Each line of the material must be returned exactly.

(EXCERPTED DATA):
------------------------------------------------
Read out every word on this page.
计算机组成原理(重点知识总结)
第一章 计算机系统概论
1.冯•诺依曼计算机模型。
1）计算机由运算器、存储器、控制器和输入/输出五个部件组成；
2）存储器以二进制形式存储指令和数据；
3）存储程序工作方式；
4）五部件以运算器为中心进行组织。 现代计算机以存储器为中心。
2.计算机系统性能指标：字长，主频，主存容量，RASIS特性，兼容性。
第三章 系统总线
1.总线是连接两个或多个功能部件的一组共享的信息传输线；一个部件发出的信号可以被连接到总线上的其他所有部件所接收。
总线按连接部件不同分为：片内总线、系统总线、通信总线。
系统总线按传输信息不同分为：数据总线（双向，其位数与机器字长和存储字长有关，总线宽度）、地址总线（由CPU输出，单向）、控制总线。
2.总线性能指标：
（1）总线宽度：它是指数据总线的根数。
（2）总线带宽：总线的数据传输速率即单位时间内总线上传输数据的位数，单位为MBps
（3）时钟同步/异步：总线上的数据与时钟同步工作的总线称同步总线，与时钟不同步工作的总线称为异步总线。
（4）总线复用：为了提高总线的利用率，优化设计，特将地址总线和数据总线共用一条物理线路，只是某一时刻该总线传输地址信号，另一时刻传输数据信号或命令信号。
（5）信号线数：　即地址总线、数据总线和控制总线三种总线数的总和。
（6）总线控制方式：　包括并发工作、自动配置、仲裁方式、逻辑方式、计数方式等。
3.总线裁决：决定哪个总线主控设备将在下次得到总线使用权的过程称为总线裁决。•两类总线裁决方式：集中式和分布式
------------------------------------------------
(EXERCISE RESULT):
Read out every word on this page.
计算机组成原理(重点知识总结)
第一章 计算机系统概论
1.冯•诺依曼计算机模型。
1）计算机由运算器、存储器、控制器和输入/输出五个部件组成；
2）存储器以二进制形式存储指令和数据；
3）存储程序工作方式；
4）五部件以运算器为中心进行组织。 现代计算机以存储器为中心。
2.计算机系统性能指标：字长，主频，主存容量，RASIS特性，兼容性。
第三章 系统总线
1.总线是连接两个或多个功能部件的一组共享的信息传输线；一个部件发出的信号可以被连接到总线上的其他所有部件所接收。
总线按连接部件不同分为：片内总线、系统总线、通信总线。
系统总线按传输信息不同分为：数据总线（双向，其位数与机器字长和存储字长有关，总线宽度）、地址总线（由CPU输出，单向）、控制总线。
2.总线性能指标：
（1）总线宽度：它是指数据总线的根数。
（2）总线带宽：总线的数据传输速率即单位时间内总线上传输数据的位数，单位为MBps
（3）时钟同步/异步：总线上的数据与时钟同步工作的总线称同步总线，与时钟不同步工作的总线称为异步总线。
（4）总线复用：为了提高总线的利用率，优化设计，特将地址总线和数据总线共用一条物理线路，只是某一时刻该总线传输地址信号，另一时刻传输数据信号或命令信号。
（5）信号线数：　即地址总线、数据总线和控制总线三种总线数的总和。
（6）总线控制方式：　包括并发工作、自动配置、仲裁方式、逻辑方式、计数方式等。
3.总线裁决：决定哪个总线主控设备将在下次得到总线使用权的过程称为总线裁决。•两类总线裁决方式：集中式和分布式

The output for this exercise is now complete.